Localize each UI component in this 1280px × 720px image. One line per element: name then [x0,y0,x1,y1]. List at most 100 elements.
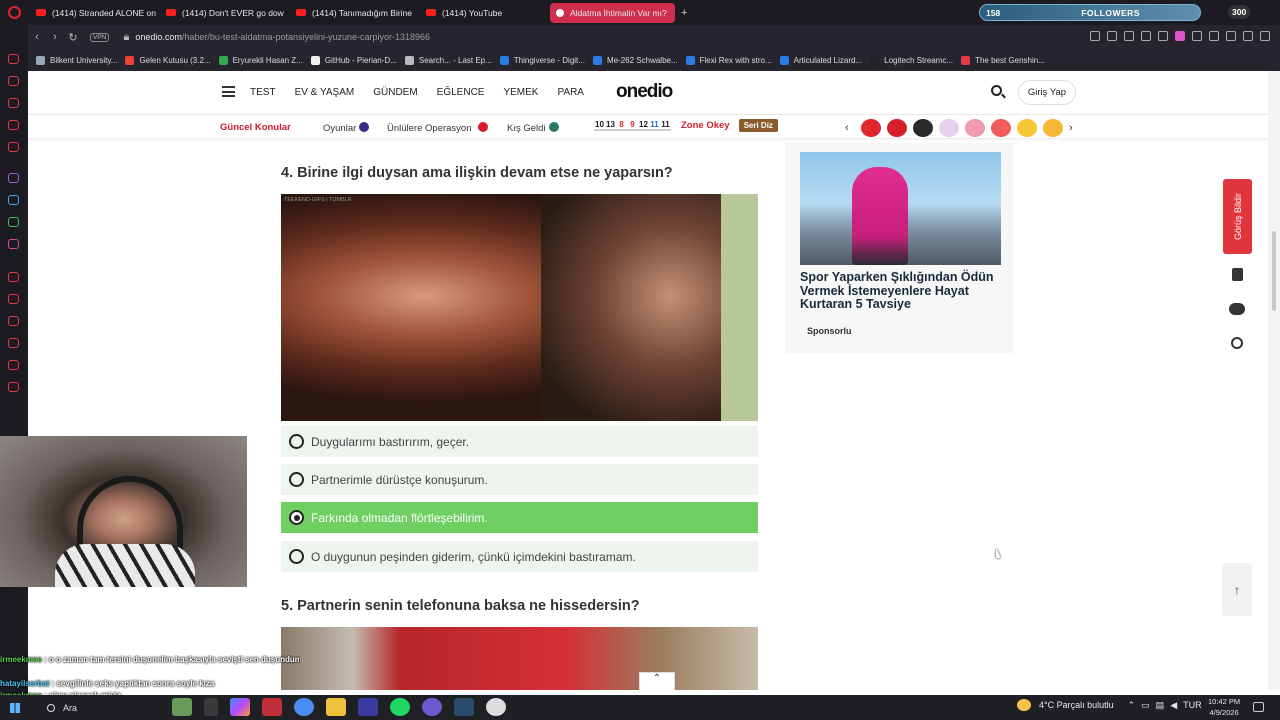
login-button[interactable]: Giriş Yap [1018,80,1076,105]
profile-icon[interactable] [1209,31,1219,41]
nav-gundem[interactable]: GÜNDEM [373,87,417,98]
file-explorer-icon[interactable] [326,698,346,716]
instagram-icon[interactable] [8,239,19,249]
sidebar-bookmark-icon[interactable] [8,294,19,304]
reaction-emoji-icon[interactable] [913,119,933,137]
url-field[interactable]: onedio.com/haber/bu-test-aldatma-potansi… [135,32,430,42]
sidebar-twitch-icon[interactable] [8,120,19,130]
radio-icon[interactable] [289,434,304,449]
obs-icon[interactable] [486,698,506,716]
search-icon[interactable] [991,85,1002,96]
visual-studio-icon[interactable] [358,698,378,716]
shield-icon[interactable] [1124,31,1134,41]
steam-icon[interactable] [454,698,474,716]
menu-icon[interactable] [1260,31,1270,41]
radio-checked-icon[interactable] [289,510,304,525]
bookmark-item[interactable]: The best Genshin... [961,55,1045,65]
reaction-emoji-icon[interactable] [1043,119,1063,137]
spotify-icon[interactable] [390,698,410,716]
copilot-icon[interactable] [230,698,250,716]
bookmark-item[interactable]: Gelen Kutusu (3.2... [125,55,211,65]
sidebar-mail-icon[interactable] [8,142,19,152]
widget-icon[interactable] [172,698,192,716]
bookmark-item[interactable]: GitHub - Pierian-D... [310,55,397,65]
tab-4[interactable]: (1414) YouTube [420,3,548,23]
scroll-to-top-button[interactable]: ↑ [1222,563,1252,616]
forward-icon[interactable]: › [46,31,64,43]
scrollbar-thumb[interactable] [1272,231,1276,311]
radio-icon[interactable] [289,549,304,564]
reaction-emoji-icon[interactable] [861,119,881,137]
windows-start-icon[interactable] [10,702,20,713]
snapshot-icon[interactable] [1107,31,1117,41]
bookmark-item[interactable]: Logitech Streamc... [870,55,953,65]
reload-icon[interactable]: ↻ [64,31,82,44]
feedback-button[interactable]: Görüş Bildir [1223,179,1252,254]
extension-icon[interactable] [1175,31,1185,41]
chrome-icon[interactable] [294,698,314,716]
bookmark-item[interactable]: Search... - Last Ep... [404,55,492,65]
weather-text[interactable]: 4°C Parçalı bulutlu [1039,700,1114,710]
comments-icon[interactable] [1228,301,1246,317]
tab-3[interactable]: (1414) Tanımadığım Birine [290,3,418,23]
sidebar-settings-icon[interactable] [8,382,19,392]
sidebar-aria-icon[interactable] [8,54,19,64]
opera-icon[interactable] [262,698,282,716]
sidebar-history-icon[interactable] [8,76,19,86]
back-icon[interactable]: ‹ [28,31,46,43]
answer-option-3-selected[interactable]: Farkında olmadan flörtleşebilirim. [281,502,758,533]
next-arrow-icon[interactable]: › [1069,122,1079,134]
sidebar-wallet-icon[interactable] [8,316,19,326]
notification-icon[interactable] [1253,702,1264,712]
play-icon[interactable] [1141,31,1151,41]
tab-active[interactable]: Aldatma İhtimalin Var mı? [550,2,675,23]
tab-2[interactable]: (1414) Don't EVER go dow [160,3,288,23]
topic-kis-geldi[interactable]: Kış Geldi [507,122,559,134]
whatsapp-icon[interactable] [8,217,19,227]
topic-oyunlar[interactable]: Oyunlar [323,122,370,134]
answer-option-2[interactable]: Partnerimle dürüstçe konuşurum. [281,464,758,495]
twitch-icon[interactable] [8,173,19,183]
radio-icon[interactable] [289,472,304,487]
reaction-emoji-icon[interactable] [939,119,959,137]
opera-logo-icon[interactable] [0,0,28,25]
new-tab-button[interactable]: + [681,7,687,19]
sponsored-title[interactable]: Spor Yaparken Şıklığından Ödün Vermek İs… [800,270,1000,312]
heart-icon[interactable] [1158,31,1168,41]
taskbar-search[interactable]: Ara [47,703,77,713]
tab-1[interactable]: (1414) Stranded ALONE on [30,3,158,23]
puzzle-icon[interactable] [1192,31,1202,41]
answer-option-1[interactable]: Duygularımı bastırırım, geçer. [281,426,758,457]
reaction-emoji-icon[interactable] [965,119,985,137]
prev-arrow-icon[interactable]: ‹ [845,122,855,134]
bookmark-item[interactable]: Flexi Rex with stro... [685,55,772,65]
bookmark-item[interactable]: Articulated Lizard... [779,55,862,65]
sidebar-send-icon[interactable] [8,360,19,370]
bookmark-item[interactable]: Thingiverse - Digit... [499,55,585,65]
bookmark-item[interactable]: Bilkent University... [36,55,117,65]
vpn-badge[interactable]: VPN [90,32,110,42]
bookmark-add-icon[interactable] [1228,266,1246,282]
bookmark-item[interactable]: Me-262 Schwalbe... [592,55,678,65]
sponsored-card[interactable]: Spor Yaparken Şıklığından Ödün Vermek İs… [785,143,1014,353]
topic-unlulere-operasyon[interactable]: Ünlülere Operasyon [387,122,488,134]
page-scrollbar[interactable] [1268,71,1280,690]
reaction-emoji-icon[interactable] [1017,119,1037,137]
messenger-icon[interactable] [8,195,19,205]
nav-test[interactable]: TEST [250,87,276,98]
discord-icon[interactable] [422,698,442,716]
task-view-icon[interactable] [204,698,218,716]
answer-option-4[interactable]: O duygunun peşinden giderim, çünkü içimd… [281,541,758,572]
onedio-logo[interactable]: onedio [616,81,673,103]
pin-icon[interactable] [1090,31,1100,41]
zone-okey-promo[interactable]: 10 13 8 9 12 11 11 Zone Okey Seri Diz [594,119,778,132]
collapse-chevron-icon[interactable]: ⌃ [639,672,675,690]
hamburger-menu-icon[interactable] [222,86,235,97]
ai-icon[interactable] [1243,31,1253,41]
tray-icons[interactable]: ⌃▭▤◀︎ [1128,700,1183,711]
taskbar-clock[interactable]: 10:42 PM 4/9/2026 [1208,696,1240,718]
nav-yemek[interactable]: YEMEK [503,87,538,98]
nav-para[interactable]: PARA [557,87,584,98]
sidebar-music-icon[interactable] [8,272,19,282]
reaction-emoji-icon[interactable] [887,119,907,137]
■ ■ ■
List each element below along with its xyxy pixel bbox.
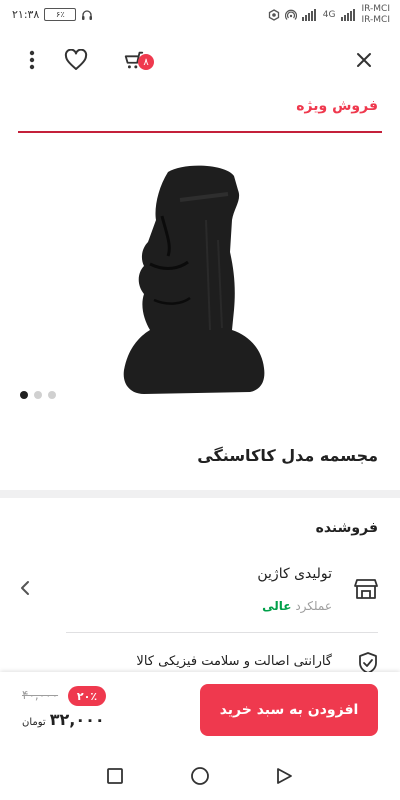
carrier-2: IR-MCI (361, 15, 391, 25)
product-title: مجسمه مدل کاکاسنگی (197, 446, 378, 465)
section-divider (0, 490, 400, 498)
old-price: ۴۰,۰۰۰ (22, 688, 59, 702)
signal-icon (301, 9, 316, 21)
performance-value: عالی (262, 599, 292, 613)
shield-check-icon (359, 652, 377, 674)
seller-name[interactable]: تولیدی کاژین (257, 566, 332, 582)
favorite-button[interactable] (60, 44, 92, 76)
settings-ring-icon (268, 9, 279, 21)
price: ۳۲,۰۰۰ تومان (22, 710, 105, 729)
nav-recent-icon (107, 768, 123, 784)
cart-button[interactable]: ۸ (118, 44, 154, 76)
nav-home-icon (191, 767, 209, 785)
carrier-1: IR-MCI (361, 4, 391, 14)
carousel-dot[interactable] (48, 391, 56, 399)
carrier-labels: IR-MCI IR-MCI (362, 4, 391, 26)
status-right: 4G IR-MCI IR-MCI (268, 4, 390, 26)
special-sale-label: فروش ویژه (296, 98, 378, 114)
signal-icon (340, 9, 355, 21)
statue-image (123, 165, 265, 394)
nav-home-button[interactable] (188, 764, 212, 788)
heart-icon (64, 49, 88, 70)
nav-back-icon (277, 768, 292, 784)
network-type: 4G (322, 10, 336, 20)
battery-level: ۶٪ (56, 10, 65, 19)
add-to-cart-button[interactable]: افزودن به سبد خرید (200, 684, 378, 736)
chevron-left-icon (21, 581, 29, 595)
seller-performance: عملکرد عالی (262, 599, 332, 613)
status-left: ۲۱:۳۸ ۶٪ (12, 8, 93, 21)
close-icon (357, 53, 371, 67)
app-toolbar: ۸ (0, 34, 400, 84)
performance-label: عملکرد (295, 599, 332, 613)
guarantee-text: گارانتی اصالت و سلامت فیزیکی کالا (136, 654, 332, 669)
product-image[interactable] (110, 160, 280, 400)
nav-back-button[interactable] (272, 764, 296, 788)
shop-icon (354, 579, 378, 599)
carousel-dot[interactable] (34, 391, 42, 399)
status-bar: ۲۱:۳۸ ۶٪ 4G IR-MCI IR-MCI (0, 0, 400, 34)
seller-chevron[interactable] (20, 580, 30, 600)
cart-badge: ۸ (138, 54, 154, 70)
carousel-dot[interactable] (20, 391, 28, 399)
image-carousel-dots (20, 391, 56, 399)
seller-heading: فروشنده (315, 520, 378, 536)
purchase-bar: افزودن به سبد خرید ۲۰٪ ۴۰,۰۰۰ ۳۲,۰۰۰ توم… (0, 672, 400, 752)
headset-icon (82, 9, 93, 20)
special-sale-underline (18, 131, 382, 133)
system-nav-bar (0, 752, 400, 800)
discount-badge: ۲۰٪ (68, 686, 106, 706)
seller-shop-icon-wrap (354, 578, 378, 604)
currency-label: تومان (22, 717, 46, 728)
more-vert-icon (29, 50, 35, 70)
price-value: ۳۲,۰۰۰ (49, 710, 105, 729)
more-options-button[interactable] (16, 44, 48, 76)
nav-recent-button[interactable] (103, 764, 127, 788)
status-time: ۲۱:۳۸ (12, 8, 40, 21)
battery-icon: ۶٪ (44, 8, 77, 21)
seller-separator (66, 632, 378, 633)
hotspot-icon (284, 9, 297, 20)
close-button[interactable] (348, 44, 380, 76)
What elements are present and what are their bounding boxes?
■ ■ ■
- [WRITTEN REQUEST] Recast the records from the line containing "carrier-2: IR-MCI (361, 15, 391, 25)" through the line containing "carousel-dot[interactable] (48, 391, 56, 399)" as a JSON list of strings, one string per line, with blank lines omitted.

- [WRITTEN RESPONSE]
[
  "carrier-2: IR-MCI (361, 15, 391, 25)",
  "product-title: مجسمه مدل کاکاسنگی (197, 446, 378, 465)",
  "section-divider (0, 490, 400, 498)",
  "old-price: ۴۰,۰۰۰ (22, 688, 59, 702)",
  "signal-icon (301, 9, 316, 21)",
  "performance-value: عالی (262, 599, 292, 613)",
  "shield-check-icon (359, 652, 377, 674)",
  "seller-name[interactable]: تولیدی کاژین (257, 566, 332, 582)",
  "favorite-button[interactable] (60, 44, 92, 76)",
  "settings-ring-icon (268, 9, 279, 21)",
  "price: ۳۲,۰۰۰ تومان (22, 710, 105, 729)",
  "nav-recent-icon (107, 768, 123, 784)",
  "cart-button[interactable]: ۸ (118, 44, 154, 76)",
  "nav-home-icon (191, 767, 209, 785)",
  "carrier-1: IR-MCI (361, 4, 391, 14)",
  "carousel-dot[interactable] (48, 391, 56, 399)"
]